-- Begin STORED ROWS --
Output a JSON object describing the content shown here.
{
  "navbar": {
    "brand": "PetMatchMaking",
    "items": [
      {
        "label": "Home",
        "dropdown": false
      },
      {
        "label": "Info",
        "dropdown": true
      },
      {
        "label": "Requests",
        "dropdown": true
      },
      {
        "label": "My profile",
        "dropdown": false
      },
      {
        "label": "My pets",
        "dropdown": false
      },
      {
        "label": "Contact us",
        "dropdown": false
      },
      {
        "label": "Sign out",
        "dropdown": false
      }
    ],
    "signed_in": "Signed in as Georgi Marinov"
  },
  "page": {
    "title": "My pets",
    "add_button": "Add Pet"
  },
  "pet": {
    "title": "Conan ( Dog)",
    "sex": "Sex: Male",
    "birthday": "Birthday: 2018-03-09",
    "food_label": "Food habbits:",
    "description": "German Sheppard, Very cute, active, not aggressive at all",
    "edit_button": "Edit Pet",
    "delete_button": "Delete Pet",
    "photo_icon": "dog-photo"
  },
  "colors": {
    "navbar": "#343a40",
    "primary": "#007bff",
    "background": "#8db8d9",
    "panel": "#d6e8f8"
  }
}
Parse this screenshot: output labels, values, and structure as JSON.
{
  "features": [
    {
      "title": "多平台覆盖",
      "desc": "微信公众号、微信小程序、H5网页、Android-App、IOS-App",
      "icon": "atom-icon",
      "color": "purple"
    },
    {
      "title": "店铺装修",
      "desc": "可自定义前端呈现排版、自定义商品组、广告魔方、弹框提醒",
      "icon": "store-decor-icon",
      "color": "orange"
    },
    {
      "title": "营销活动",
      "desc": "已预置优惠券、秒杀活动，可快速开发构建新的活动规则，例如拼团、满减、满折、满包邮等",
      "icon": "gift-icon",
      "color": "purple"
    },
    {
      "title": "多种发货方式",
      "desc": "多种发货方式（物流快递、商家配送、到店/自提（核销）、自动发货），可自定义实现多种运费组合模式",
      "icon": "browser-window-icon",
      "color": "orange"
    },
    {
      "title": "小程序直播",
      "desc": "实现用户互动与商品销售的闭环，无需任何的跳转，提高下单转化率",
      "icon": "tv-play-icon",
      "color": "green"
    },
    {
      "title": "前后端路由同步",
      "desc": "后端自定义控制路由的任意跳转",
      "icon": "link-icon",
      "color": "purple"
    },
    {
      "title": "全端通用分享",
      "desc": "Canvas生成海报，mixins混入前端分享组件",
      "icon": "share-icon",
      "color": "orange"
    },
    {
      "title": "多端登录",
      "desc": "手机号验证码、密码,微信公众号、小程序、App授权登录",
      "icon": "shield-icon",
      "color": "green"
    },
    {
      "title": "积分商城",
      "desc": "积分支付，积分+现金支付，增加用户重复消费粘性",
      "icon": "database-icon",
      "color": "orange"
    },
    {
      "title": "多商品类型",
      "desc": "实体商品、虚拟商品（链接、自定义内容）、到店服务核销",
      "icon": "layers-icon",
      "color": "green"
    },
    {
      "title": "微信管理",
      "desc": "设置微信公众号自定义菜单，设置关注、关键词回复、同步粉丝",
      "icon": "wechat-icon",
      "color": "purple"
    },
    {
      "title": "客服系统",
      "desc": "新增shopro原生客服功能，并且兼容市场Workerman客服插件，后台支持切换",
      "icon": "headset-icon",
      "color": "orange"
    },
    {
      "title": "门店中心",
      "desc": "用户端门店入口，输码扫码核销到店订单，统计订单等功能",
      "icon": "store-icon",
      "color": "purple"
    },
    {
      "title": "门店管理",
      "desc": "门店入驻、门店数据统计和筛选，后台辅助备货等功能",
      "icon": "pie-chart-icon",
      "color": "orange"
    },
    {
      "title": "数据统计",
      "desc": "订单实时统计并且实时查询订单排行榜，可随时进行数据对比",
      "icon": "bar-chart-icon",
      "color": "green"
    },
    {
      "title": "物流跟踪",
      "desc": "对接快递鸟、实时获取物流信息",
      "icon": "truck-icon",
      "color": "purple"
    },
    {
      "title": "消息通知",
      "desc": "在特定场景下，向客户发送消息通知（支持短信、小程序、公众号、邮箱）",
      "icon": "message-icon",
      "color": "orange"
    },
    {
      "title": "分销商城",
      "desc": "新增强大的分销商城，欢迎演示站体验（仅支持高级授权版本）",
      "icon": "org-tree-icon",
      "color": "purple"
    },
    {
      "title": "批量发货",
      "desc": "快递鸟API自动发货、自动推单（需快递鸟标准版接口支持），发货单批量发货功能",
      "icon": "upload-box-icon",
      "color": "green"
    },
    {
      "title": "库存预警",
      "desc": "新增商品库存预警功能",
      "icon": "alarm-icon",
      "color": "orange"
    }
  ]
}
-- End STORED ROWS --
Output the complete data exactly as written.

Output a JSON object describing the content shown here.
{
  "navbar": {
    "brand": "PetMatchMaking",
    "items": [
      {
        "label": "Home",
        "dropdown": false
      },
      {
        "label": "Info",
        "dropdown": true
      },
      {
        "label": "Requests",
        "dropdown": true
      },
      {
        "label": "My profile",
        "dropdown": false
      },
      {
        "label": "My pets",
        "dropdown": false
      },
      {
        "label": "Contact us",
        "dropdown": false
      },
      {
        "label": "Sign out",
        "dropdown": false
      }
    ],
    "signed_in": "Signed in as Georgi Marinov"
  },
  "page": {
    "title": "My pets",
    "add_button": "Add Pet"
  },
  "pet": {
    "title": "Conan ( Dog)",
    "sex": "Sex: Male",
    "birthday": "Birthday: 2018-03-09",
    "food_label": "Food habbits:",
    "description": "German Sheppard, Very cute, active, not aggressive at all",
    "edit_button": "Edit Pet",
    "delete_button": "Delete Pet",
    "photo_icon": "dog-photo"
  },
  "colors": {
    "navbar": "#343a40",
    "primary": "#007bff",
    "background": "#8db8d9",
    "panel": "#d6e8f8"
  }
}
Parse this screenshot: output labels, values, and structure as JSON.
{
  "features": [
    {
      "title": "多平台覆盖",
      "desc": "微信公众号、微信小程序、H5网页、Android-App、IOS-App",
      "icon": "atom-icon",
      "color": "purple"
    },
    {
      "title": "店铺装修",
      "desc": "可自定义前端呈现排版、自定义商品组、广告魔方、弹框提醒",
      "icon": "store-decor-icon",
      "color": "orange"
    },
    {
      "title": "营销活动",
      "desc": "已预置优惠券、秒杀活动，可快速开发构建新的活动规则，例如拼团、满减、满折、满包邮等",
      "icon": "gift-icon",
      "color": "purple"
    },
    {
      "title": "多种发货方式",
      "desc": "多种发货方式（物流快递、商家配送、到店/自提（核销）、自动发货），可自定义实现多种运费组合模式",
      "icon": "browser-window-icon",
      "color": "orange"
    },
    {
      "title": "小程序直播",
      "desc": "实现用户互动与商品销售的闭环，无需任何的跳转，提高下单转化率",
      "icon": "tv-play-icon",
      "color": "green"
    },
    {
      "title": "前后端路由同步",
      "desc": "后端自定义控制路由的任意跳转",
      "icon": "link-icon",
      "color": "purple"
    },
    {
      "title": "全端通用分享",
      "desc": "Canvas生成海报，mixins混入前端分享组件",
      "icon": "share-icon",
      "color": "orange"
    },
    {
      "title": "多端登录",
      "desc": "手机号验证码、密码,微信公众号、小程序、App授权登录",
      "icon": "shield-icon",
      "color": "green"
    },
    {
      "title": "积分商城",
      "desc": "积分支付，积分+现金支付，增加用户重复消费粘性",
      "icon": "database-icon",
      "color": "orange"
    },
    {
      "title": "多商品类型",
      "desc": "实体商品、虚拟商品（链接、自定义内容）、到店服务核销",
      "icon": "layers-icon",
      "color": "green"
    },
    {
      "title": "微信管理",
      "desc": "设置微信公众号自定义菜单，设置关注、关键词回复、同步粉丝",
      "icon": "wechat-icon",
      "color": "purple"
    },
    {
      "title": "客服系统",
      "desc": "新增shopro原生客服功能，并且兼容市场Workerman客服插件，后台支持切换",
      "icon": "headset-icon",
      "color": "orange"
    },
    {
      "title": "门店中心",
      "desc": "用户端门店入口，输码扫码核销到店订单，统计订单等功能",
      "icon": "store-icon",
      "color": "purple"
    },
    {
      "title": "门店管理",
      "desc": "门店入驻、门店数据统计和筛选，后台辅助备货等功能",
      "icon": "pie-chart-icon",
      "color": "orange"
    },
    {
      "title": "数据统计",
      "desc": "订单实时统计并且实时查询订单排行榜，可随时进行数据对比",
      "icon": "bar-chart-icon",
      "color": "green"
    },
    {
      "title": "物流跟踪",
      "desc": "对接快递鸟、实时获取物流信息",
      "icon": "truck-icon",
      "color": "purple"
    },
    {
      "title": "消息通知",
      "desc": "在特定场景下，向客户发送消息通知（支持短信、小程序、公众号、邮箱）",
      "icon": "message-icon",
      "color": "orange"
    },
    {
      "title": "分销商城",
      "desc": "新增强大的分销商城，欢迎演示站体验（仅支持高级授权版本）",
      "icon": "org-tree-icon",
      "color": "purple"
    },
    {
      "title": "批量发货",
      "desc": "快递鸟API自动发货、自动推单（需快递鸟标准版接口支持），发货单批量发货功能",
      "icon": "upload-box-icon",
      "color": "green"
    },
    {
      "title": "库存预警",
      "desc": "新增商品库存预警功能",
      "icon": "alarm-icon",
      "color": "orange"
    }
  ]
}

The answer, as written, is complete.